**** MATERIAL FOR THE TASK ****
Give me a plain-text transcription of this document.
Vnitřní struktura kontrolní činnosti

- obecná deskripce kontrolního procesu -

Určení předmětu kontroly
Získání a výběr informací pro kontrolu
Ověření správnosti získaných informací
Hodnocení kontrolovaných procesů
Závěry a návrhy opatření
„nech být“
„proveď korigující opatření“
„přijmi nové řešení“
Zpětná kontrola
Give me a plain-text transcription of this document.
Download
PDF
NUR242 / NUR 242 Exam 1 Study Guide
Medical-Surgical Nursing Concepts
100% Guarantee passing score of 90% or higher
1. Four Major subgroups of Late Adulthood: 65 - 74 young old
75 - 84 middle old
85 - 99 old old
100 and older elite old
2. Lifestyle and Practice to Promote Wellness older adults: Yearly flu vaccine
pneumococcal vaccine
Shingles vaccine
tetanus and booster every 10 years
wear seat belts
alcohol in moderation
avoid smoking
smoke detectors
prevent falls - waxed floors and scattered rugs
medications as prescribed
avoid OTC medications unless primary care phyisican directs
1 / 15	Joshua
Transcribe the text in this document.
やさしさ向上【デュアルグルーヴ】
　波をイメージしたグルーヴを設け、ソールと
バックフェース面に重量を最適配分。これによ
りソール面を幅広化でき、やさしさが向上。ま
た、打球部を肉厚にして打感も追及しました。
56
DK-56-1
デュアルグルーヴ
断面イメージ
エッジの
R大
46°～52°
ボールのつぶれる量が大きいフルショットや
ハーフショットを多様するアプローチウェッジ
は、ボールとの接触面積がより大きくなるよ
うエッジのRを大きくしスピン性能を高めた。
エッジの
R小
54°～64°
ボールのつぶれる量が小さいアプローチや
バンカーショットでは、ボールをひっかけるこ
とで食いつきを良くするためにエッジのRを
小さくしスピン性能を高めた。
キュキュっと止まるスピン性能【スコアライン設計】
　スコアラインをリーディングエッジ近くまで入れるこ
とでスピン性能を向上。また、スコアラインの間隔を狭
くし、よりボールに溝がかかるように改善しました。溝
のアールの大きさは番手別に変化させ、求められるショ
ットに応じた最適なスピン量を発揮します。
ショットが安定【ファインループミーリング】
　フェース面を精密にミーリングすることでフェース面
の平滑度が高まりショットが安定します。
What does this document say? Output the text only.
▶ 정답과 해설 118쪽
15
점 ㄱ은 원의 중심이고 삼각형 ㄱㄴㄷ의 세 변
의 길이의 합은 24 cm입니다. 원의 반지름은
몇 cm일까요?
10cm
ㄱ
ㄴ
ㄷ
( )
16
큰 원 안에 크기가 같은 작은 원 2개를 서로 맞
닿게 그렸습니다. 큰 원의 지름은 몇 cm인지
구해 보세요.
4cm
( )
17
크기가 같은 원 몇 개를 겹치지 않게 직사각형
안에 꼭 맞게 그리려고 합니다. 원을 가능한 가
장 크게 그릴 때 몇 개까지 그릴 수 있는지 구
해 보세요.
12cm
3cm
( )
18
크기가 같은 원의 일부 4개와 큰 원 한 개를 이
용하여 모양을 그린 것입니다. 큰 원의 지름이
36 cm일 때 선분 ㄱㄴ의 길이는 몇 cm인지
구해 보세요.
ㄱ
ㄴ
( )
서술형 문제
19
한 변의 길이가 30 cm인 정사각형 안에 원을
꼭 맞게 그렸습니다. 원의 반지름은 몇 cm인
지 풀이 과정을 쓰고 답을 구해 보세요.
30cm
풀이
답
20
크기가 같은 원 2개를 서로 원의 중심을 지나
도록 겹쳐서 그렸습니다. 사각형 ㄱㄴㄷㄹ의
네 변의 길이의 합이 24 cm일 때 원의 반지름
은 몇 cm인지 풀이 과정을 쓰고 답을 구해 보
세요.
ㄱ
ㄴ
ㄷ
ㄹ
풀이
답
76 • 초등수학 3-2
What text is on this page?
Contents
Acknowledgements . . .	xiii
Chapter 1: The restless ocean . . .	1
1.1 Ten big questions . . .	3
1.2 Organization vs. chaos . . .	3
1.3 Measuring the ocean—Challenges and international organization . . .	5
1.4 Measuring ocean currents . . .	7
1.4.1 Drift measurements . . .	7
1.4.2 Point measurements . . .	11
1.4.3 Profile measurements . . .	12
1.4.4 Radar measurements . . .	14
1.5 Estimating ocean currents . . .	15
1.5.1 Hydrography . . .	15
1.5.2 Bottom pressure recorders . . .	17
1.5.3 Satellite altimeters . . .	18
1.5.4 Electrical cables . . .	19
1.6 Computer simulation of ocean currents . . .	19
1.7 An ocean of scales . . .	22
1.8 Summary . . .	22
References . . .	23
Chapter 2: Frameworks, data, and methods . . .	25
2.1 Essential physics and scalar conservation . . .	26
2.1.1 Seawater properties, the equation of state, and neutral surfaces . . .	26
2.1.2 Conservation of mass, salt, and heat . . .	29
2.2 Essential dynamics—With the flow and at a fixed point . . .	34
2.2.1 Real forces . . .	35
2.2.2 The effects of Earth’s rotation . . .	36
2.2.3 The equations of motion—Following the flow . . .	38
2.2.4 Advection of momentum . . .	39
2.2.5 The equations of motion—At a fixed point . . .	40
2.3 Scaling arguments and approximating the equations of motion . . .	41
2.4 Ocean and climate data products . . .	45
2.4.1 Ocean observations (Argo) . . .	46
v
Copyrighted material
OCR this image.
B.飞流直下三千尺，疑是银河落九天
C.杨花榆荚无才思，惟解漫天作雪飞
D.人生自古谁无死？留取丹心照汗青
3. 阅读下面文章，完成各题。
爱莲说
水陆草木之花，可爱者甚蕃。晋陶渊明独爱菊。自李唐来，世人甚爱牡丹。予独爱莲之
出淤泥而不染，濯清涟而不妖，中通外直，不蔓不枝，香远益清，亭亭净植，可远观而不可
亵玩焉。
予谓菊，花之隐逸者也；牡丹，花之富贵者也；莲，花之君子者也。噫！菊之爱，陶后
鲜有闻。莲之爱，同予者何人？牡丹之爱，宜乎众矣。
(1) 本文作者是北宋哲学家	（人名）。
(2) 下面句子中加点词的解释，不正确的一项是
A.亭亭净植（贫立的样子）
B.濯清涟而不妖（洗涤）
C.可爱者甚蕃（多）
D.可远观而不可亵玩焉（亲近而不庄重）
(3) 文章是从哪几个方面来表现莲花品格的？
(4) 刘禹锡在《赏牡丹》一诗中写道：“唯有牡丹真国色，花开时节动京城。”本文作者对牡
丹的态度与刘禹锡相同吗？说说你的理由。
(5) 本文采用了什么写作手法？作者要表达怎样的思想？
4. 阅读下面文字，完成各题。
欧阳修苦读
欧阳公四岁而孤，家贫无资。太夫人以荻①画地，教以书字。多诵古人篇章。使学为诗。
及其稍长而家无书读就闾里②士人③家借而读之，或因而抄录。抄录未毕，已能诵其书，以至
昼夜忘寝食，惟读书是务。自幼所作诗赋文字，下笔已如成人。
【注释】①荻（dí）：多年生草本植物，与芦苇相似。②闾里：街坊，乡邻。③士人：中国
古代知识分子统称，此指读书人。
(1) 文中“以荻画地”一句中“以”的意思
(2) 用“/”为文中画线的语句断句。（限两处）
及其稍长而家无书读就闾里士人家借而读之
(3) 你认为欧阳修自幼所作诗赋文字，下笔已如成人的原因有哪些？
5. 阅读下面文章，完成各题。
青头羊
****
Give the number of lines in the records that contain the string "currents", and nothing besides.

## EXPECTED ANSWER
3